WHAT YOU WILL DO:
Copy out all the entries exactly.

Excerpts from a figure dataset:
----

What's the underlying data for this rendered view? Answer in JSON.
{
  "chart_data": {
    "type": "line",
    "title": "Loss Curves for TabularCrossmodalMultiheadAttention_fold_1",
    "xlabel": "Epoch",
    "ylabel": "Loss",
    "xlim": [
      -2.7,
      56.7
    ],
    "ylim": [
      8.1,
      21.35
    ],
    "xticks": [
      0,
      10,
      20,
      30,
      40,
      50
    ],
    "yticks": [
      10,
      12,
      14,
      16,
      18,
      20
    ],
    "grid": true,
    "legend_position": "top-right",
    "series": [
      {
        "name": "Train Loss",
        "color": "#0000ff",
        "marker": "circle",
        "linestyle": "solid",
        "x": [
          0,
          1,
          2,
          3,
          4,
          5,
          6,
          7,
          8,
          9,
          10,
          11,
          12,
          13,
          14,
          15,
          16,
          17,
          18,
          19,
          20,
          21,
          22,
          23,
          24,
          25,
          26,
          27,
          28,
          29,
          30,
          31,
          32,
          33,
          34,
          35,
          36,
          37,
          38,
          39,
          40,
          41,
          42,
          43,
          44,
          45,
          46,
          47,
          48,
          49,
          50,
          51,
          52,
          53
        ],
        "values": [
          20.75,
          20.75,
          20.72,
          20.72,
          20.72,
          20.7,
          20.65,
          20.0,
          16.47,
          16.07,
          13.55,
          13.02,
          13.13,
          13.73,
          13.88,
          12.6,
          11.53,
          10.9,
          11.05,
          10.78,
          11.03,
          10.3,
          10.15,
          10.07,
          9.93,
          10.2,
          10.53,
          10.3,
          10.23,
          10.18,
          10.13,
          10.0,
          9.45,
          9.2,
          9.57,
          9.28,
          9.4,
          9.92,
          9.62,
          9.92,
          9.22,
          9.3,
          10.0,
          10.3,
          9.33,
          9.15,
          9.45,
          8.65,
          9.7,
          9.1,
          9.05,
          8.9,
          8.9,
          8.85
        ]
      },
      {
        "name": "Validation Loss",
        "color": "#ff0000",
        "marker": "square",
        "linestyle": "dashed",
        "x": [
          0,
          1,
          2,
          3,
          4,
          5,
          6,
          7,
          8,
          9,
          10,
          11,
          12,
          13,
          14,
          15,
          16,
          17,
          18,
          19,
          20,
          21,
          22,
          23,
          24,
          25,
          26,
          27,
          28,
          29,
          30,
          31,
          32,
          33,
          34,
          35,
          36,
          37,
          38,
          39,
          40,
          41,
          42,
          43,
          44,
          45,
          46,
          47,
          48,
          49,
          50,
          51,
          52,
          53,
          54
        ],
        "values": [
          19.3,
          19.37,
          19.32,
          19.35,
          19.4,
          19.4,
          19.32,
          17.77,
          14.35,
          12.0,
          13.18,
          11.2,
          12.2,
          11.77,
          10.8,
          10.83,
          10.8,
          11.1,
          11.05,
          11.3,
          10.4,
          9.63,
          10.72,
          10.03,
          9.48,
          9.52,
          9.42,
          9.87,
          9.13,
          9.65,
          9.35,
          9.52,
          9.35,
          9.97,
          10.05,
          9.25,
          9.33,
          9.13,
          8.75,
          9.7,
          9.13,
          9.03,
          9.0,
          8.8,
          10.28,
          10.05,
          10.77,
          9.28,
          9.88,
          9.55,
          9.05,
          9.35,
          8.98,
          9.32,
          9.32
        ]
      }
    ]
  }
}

----

FULL OUTPUT:
What's the underlying data for this rendered view? Answer in JSON.
{
  "chart_data": {
    "type": "line",
    "title": "Loss Curves for TabularCrossmodalMultiheadAttention_fold_1",
    "xlabel": "Epoch",
    "ylabel": "Loss",
    "xlim": [
      -2.7,
      56.7
    ],
    "ylim": [
      8.1,
      21.35
    ],
    "xticks": [
      0,
      10,
      20,
      30,
      40,
      50
    ],
    "yticks": [
      10,
      12,
      14,
      16,
      18,
      20
    ],
    "grid": true,
    "legend_position": "top-right",
    "series": [
      {
        "name": "Train Loss",
        "color": "#0000ff",
        "marker": "circle",
        "linestyle": "solid",
        "x": [
          0,
          1,
          2,
          3,
          4,
          5,
          6,
          7,
          8,
          9,
          10,
          11,
          12,
          13,
          14,
          15,
          16,
          17,
          18,
          19,
          20,
          21,
          22,
          23,
          24,
          25,
          26,
          27,
          28,
          29,
          30,
          31,
          32,
          33,
          34,
          35,
          36,
          37,
          38,
          39,
          40,
          41,
          42,
          43,
          44,
          45,
          46,
          47,
          48,
          49,
          50,
          51,
          52,
          53
        ],
        "values": [
          20.75,
          20.75,
          20.72,
          20.72,
          20.72,
          20.7,
          20.65,
          20.0,
          16.47,
          16.07,
          13.55,
          13.02,
          13.13,
          13.73,
          13.88,
          12.6,
          11.53,
          10.9,
          11.05,
          10.78,
          11.03,
          10.3,
          10.15,
          10.07,
          9.93,
          10.2,
          10.53,
          10.3,
          10.23,
          10.18,
          10.13,
          10.0,
          9.45,
          9.2,
          9.57,
          9.28,
          9.4,
          9.92,
          9.62,
          9.92,
          9.22,
          9.3,
          10.0,
          10.3,
          9.33,
          9.15,
          9.45,
          8.65,
          9.7,
          9.1,
          9.05,
          8.9,
          8.9,
          8.85
        ]
      },
      {
        "name": "Validation Loss",
        "color": "#ff0000",
        "marker": "square",
        "linestyle": "dashed",
        "x": [
          0,
          1,
          2,
          3,
          4,
          5,
          6,
          7,
          8,
          9,
          10,
          11,
          12,
          13,
          14,
          15,
          16,
          17,
          18,
          19,
          20,
          21,
          22,
          23,
          24,
          25,
          26,
          27,
          28,
          29,
          30,
          31,
          32,
          33,
          34,
          35,
          36,
          37,
          38,
          39,
          40,
          41,
          42,
          43,
          44,
          45,
          46,
          47,
          48,
          49,
          50,
          51,
          52,
          53,
          54
        ],
        "values": [
          19.3,
          19.37,
          19.32,
          19.35,
          19.4,
          19.4,
          19.32,
          17.77,
          14.35,
          12.0,
          13.18,
          11.2,
          12.2,
          11.77,
          10.8,
          10.83,
          10.8,
          11.1,
          11.05,
          11.3,
          10.4,
          9.63,
          10.72,
          10.03,
          9.48,
          9.52,
          9.42,
          9.87,
          9.13,
          9.65,
          9.35,
          9.52,
          9.35,
          9.97,
          10.05,
          9.25,
          9.33,
          9.13,
          8.75,
          9.7,
          9.13,
          9.03,
          9.0,
          8.8,
          10.28,
          10.05,
          10.77,
          9.28,
          9.88,
          9.55,
          9.05,
          9.35,
          8.98,
          9.32,
          9.32
        ]
      }
    ]
  }
}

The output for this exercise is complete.